** start of Material **

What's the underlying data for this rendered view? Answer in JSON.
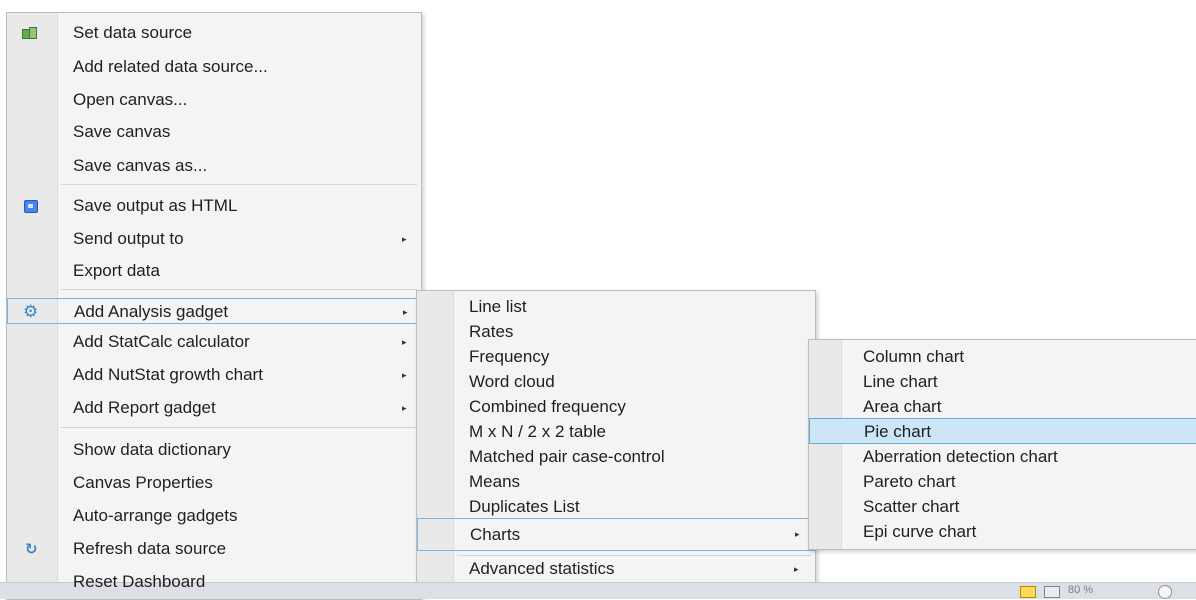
{
  "main_menu": {
    "items": [
      {
        "label": "Set data source",
        "icon": "data-source-icon"
      },
      {
        "label": "Add related data source..."
      },
      {
        "label": "Open canvas..."
      },
      {
        "label": "Save canvas"
      },
      {
        "label": "Save canvas as..."
      },
      {
        "label": "Save output as HTML",
        "icon": "html-icon"
      },
      {
        "label": "Send output to",
        "submenu": true
      },
      {
        "label": "Export data"
      },
      {
        "label": "Add Analysis gadget",
        "icon": "gear-icon",
        "submenu": true,
        "highlighted": true
      },
      {
        "label": "Add StatCalc calculator",
        "submenu": true
      },
      {
        "label": "Add NutStat growth chart",
        "submenu": true
      },
      {
        "label": "Add Report gadget",
        "submenu": true
      },
      {
        "label": "Show data dictionary"
      },
      {
        "label": "Canvas Properties"
      },
      {
        "label": "Auto-arrange gadgets"
      },
      {
        "label": "Refresh data source",
        "icon": "refresh-icon"
      },
      {
        "label": "Reset Dashboard"
      }
    ]
  },
  "analysis_submenu": {
    "items": [
      {
        "label": "Line list"
      },
      {
        "label": "Rates"
      },
      {
        "label": "Frequency"
      },
      {
        "label": "Word cloud"
      },
      {
        "label": "Combined frequency"
      },
      {
        "label": "M x N / 2 x 2 table"
      },
      {
        "label": "Matched pair case-control"
      },
      {
        "label": "Means"
      },
      {
        "label": "Duplicates List"
      },
      {
        "label": "Charts",
        "submenu": true,
        "highlighted": true
      },
      {
        "label": "Advanced statistics",
        "submenu": true
      }
    ]
  },
  "charts_submenu": {
    "items": [
      {
        "label": "Column chart"
      },
      {
        "label": "Line chart"
      },
      {
        "label": "Area chart"
      },
      {
        "label": "Pie chart",
        "selected": true
      },
      {
        "label": "Aberration detection chart"
      },
      {
        "label": "Pareto chart"
      },
      {
        "label": "Scatter chart"
      },
      {
        "label": "Epi curve chart"
      }
    ]
  },
  "status_bar": {
    "zoom_label": "80 %"
  },
  "colors": {
    "menu_background": "#f4f4f4",
    "highlight_border": "#7fb3da",
    "selected_background": "#cde6f7",
    "icon_blue": "#3d85c6"
  }
}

** end of Material **

_Task objective_
Without the pictures, extract every entry verbatim.

_Completed exercise_
What's the underlying data for this rendered view? Answer in JSON.
{
  "main_menu": {
    "items": [
      {
        "label": "Set data source",
        "icon": "data-source-icon"
      },
      {
        "label": "Add related data source..."
      },
      {
        "label": "Open canvas..."
      },
      {
        "label": "Save canvas"
      },
      {
        "label": "Save canvas as..."
      },
      {
        "label": "Save output as HTML",
        "icon": "html-icon"
      },
      {
        "label": "Send output to",
        "submenu": true
      },
      {
        "label": "Export data"
      },
      {
        "label": "Add Analysis gadget",
        "icon": "gear-icon",
        "submenu": true,
        "highlighted": true
      },
      {
        "label": "Add StatCalc calculator",
        "submenu": true
      },
      {
        "label": "Add NutStat growth chart",
        "submenu": true
      },
      {
        "label": "Add Report gadget",
        "submenu": true
      },
      {
        "label": "Show data dictionary"
      },
      {
        "label": "Canvas Properties"
      },
      {
        "label": "Auto-arrange gadgets"
      },
      {
        "label": "Refresh data source",
        "icon": "refresh-icon"
      },
      {
        "label": "Reset Dashboard"
      }
    ]
  },
  "analysis_submenu": {
    "items": [
      {
        "label": "Line list"
      },
      {
        "label": "Rates"
      },
      {
        "label": "Frequency"
      },
      {
        "label": "Word cloud"
      },
      {
        "label": "Combined frequency"
      },
      {
        "label": "M x N / 2 x 2 table"
      },
      {
        "label": "Matched pair case-control"
      },
      {
        "label": "Means"
      },
      {
        "label": "Duplicates List"
      },
      {
        "label": "Charts",
        "submenu": true,
        "highlighted": true
      },
      {
        "label": "Advanced statistics",
        "submenu": true
      }
    ]
  },
  "charts_submenu": {
    "items": [
      {
        "label": "Column chart"
      },
      {
        "label": "Line chart"
      },
      {
        "label": "Area chart"
      },
      {
        "label": "Pie chart",
        "selected": true
      },
      {
        "label": "Aberration detection chart"
      },
      {
        "label": "Pareto chart"
      },
      {
        "label": "Scatter chart"
      },
      {
        "label": "Epi curve chart"
      }
    ]
  },
  "status_bar": {
    "zoom_label": "80 %"
  },
  "colors": {
    "menu_background": "#f4f4f4",
    "highlight_border": "#7fb3da",
    "selected_background": "#cde6f7",
    "icon_blue": "#3d85c6"
  }
}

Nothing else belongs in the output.